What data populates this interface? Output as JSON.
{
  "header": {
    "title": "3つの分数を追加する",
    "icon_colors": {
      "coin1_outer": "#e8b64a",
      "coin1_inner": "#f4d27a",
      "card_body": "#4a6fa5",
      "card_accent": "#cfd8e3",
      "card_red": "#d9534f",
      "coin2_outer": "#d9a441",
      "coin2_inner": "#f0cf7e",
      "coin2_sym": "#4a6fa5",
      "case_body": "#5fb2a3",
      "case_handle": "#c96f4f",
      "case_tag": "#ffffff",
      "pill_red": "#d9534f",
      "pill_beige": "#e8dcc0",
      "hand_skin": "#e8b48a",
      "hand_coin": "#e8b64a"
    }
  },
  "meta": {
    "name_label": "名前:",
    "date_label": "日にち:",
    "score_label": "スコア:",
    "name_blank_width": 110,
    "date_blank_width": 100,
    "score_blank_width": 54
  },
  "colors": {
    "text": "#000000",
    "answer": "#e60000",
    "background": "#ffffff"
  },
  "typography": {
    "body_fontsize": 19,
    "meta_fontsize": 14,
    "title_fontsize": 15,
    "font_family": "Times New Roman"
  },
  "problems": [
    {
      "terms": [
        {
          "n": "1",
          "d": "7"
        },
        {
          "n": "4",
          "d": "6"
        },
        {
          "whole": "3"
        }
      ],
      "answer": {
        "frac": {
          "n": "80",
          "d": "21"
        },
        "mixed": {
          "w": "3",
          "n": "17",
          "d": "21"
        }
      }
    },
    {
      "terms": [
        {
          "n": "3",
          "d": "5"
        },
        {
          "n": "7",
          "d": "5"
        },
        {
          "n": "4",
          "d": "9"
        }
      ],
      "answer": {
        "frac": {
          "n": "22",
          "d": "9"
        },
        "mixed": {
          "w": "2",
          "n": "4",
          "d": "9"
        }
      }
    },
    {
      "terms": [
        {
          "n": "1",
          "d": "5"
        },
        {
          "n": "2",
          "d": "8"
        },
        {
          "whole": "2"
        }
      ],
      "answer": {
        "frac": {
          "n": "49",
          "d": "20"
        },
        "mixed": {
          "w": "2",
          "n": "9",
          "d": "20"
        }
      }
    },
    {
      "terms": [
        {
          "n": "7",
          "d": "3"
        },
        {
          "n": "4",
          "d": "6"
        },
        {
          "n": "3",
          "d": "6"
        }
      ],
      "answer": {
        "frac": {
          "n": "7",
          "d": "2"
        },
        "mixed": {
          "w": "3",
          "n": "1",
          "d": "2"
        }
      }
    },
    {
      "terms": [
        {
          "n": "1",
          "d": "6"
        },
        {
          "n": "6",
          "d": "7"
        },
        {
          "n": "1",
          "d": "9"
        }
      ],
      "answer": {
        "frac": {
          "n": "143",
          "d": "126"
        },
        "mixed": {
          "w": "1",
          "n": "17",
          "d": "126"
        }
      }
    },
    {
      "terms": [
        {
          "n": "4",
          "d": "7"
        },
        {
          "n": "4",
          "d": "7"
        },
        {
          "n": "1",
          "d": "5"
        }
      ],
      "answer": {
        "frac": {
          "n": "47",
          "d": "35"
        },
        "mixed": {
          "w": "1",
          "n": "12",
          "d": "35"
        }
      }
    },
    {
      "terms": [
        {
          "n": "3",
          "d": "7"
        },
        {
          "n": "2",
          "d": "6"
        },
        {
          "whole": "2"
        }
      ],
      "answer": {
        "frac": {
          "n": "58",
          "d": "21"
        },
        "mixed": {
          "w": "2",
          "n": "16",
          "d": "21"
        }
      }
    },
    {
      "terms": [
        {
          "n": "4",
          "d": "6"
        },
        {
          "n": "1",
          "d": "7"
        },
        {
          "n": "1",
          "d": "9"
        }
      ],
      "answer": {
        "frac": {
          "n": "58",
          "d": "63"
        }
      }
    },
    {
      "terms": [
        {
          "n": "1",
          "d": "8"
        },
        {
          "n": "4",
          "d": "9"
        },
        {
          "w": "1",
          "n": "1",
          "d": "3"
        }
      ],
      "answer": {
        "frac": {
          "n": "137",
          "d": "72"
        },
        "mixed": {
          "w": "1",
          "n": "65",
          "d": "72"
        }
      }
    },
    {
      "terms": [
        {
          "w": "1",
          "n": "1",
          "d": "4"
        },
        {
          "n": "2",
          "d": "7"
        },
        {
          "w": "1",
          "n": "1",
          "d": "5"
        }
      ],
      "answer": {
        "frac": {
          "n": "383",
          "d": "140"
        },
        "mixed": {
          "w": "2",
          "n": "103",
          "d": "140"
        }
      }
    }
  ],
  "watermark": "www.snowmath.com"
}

○ ○ ○

What is required:
Each line of the material should be echoed exactly.

Answer in full:
What data populates this interface? Output as JSON.
{
  "header": {
    "title": "3つの分数を追加する",
    "icon_colors": {
      "coin1_outer": "#e8b64a",
      "coin1_inner": "#f4d27a",
      "card_body": "#4a6fa5",
      "card_accent": "#cfd8e3",
      "card_red": "#d9534f",
      "coin2_outer": "#d9a441",
      "coin2_inner": "#f0cf7e",
      "coin2_sym": "#4a6fa5",
      "case_body": "#5fb2a3",
      "case_handle": "#c96f4f",
      "case_tag": "#ffffff",
      "pill_red": "#d9534f",
      "pill_beige": "#e8dcc0",
      "hand_skin": "#e8b48a",
      "hand_coin": "#e8b64a"
    }
  },
  "meta": {
    "name_label": "名前:",
    "date_label": "日にち:",
    "score_label": "スコア:",
    "name_blank_width": 110,
    "date_blank_width": 100,
    "score_blank_width": 54
  },
  "colors": {
    "text": "#000000",
    "answer": "#e60000",
    "background": "#ffffff"
  },
  "typography": {
    "body_fontsize": 19,
    "meta_fontsize": 14,
    "title_fontsize": 15,
    "font_family": "Times New Roman"
  },
  "problems": [
    {
      "terms": [
        {
          "n": "1",
          "d": "7"
        },
        {
          "n": "4",
          "d": "6"
        },
        {
          "whole": "3"
        }
      ],
      "answer": {
        "frac": {
          "n": "80",
          "d": "21"
        },
        "mixed": {
          "w": "3",
          "n": "17",
          "d": "21"
        }
      }
    },
    {
      "terms": [
        {
          "n": "3",
          "d": "5"
        },
        {
          "n": "7",
          "d": "5"
        },
        {
          "n": "4",
          "d": "9"
        }
      ],
      "answer": {
        "frac": {
          "n": "22",
          "d": "9"
        },
        "mixed": {
          "w": "2",
          "n": "4",
          "d": "9"
        }
      }
    },
    {
      "terms": [
        {
          "n": "1",
          "d": "5"
        },
        {
          "n": "2",
          "d": "8"
        },
        {
          "whole": "2"
        }
      ],
      "answer": {
        "frac": {
          "n": "49",
          "d": "20"
        },
        "mixed": {
          "w": "2",
          "n": "9",
          "d": "20"
        }
      }
    },
    {
      "terms": [
        {
          "n": "7",
          "d": "3"
        },
        {
          "n": "4",
          "d": "6"
        },
        {
          "n": "3",
          "d": "6"
        }
      ],
      "answer": {
        "frac": {
          "n": "7",
          "d": "2"
        },
        "mixed": {
          "w": "3",
          "n": "1",
          "d": "2"
        }
      }
    },
    {
      "terms": [
        {
          "n": "1",
          "d": "6"
        },
        {
          "n": "6",
          "d": "7"
        },
        {
          "n": "1",
          "d": "9"
        }
      ],
      "answer": {
        "frac": {
          "n": "143",
          "d": "126"
        },
        "mixed": {
          "w": "1",
          "n": "17",
          "d": "126"
        }
      }
    },
    {
      "terms": [
        {
          "n": "4",
          "d": "7"
        },
        {
          "n": "4",
          "d": "7"
        },
        {
          "n": "1",
          "d": "5"
        }
      ],
      "answer": {
        "frac": {
          "n": "47",
          "d": "35"
        },
        "mixed": {
          "w": "1",
          "n": "12",
          "d": "35"
        }
      }
    },
    {
      "terms": [
        {
          "n": "3",
          "d": "7"
        },
        {
          "n": "2",
          "d": "6"
        },
        {
          "whole": "2"
        }
      ],
      "answer": {
        "frac": {
          "n": "58",
          "d": "21"
        },
        "mixed": {
          "w": "2",
          "n": "16",
          "d": "21"
        }
      }
    },
    {
      "terms": [
        {
          "n": "4",
          "d": "6"
        },
        {
          "n": "1",
          "d": "7"
        },
        {
          "n": "1",
          "d": "9"
        }
      ],
      "answer": {
        "frac": {
          "n": "58",
          "d": "63"
        }
      }
    },
    {
      "terms": [
        {
          "n": "1",
          "d": "8"
        },
        {
          "n": "4",
          "d": "9"
        },
        {
          "w": "1",
          "n": "1",
          "d": "3"
        }
      ],
      "answer": {
        "frac": {
          "n": "137",
          "d": "72"
        },
        "mixed": {
          "w": "1",
          "n": "65",
          "d": "72"
        }
      }
    },
    {
      "terms": [
        {
          "w": "1",
          "n": "1",
          "d": "4"
        },
        {
          "n": "2",
          "d": "7"
        },
        {
          "w": "1",
          "n": "1",
          "d": "5"
        }
      ],
      "answer": {
        "frac": {
          "n": "383",
          "d": "140"
        },
        "mixed": {
          "w": "2",
          "n": "103",
          "d": "140"
        }
      }
    }
  ],
  "watermark": "www.snowmath.com"
}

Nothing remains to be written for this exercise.